Recorded data
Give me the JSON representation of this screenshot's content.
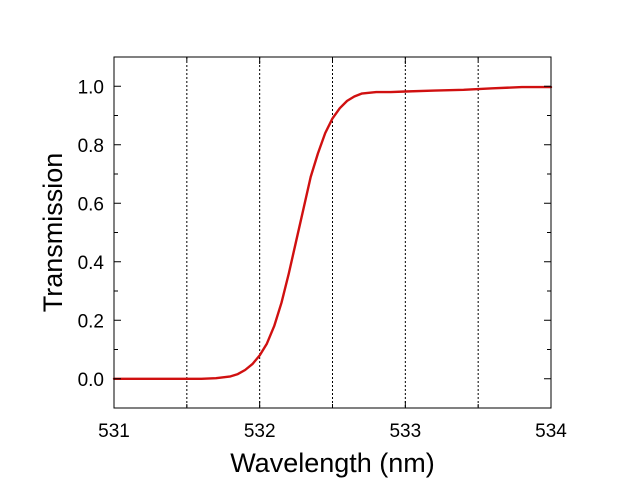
{
  "chart_data": {
    "type": "line",
    "title": "",
    "xlabel": "Wavelength (nm)",
    "ylabel": "Transmission",
    "xlim": [
      531,
      534
    ],
    "ylim": [
      -0.1,
      1.1
    ],
    "xticks": [
      531,
      532,
      533,
      534
    ],
    "xtick_labels": [
      "531",
      "532",
      "533",
      "534"
    ],
    "yticks": [
      0.0,
      0.2,
      0.4,
      0.6,
      0.8,
      1.0
    ],
    "ytick_labels": [
      "0.0",
      "0.2",
      "0.4",
      "0.6",
      "0.8",
      "1.0"
    ],
    "vertical_dotted_lines": [
      531.5,
      532.0,
      532.5,
      533.0,
      533.5
    ],
    "grid": false,
    "legend": "none",
    "colors": {
      "series": "#d01010",
      "axes": "#000000",
      "gridlines": "#000000"
    },
    "series": [
      {
        "x": [
          531.0,
          531.2,
          531.4,
          531.6,
          531.7,
          531.8,
          531.85,
          531.9,
          531.95,
          532.0,
          532.05,
          532.1,
          532.15,
          532.2,
          532.25,
          532.3,
          532.35,
          532.4,
          532.45,
          532.5,
          532.55,
          532.6,
          532.65,
          532.7,
          532.8,
          532.9,
          533.0,
          533.2,
          533.4,
          533.6,
          533.8,
          534.0
        ],
        "y": [
          0.0,
          0.0,
          0.0,
          0.0,
          0.002,
          0.008,
          0.016,
          0.03,
          0.05,
          0.08,
          0.12,
          0.18,
          0.26,
          0.36,
          0.47,
          0.58,
          0.69,
          0.77,
          0.84,
          0.89,
          0.925,
          0.95,
          0.965,
          0.975,
          0.98,
          0.98,
          0.982,
          0.985,
          0.988,
          0.993,
          0.997,
          0.997
        ]
      }
    ]
  }
}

- _Task description_
Write out the records above exactly as they stand, leaving out every picture.

- _Result for this task_
Give me the JSON representation of this screenshot's content.
{
  "chart_data": {
    "type": "line",
    "title": "",
    "xlabel": "Wavelength (nm)",
    "ylabel": "Transmission",
    "xlim": [
      531,
      534
    ],
    "ylim": [
      -0.1,
      1.1
    ],
    "xticks": [
      531,
      532,
      533,
      534
    ],
    "xtick_labels": [
      "531",
      "532",
      "533",
      "534"
    ],
    "yticks": [
      0.0,
      0.2,
      0.4,
      0.6,
      0.8,
      1.0
    ],
    "ytick_labels": [
      "0.0",
      "0.2",
      "0.4",
      "0.6",
      "0.8",
      "1.0"
    ],
    "vertical_dotted_lines": [
      531.5,
      532.0,
      532.5,
      533.0,
      533.5
    ],
    "grid": false,
    "legend": "none",
    "colors": {
      "series": "#d01010",
      "axes": "#000000",
      "gridlines": "#000000"
    },
    "series": [
      {
        "x": [
          531.0,
          531.2,
          531.4,
          531.6,
          531.7,
          531.8,
          531.85,
          531.9,
          531.95,
          532.0,
          532.05,
          532.1,
          532.15,
          532.2,
          532.25,
          532.3,
          532.35,
          532.4,
          532.45,
          532.5,
          532.55,
          532.6,
          532.65,
          532.7,
          532.8,
          532.9,
          533.0,
          533.2,
          533.4,
          533.6,
          533.8,
          534.0
        ],
        "y": [
          0.0,
          0.0,
          0.0,
          0.0,
          0.002,
          0.008,
          0.016,
          0.03,
          0.05,
          0.08,
          0.12,
          0.18,
          0.26,
          0.36,
          0.47,
          0.58,
          0.69,
          0.77,
          0.84,
          0.89,
          0.925,
          0.95,
          0.965,
          0.975,
          0.98,
          0.98,
          0.982,
          0.985,
          0.988,
          0.993,
          0.997,
          0.997
        ]
      }
    ]
  }
}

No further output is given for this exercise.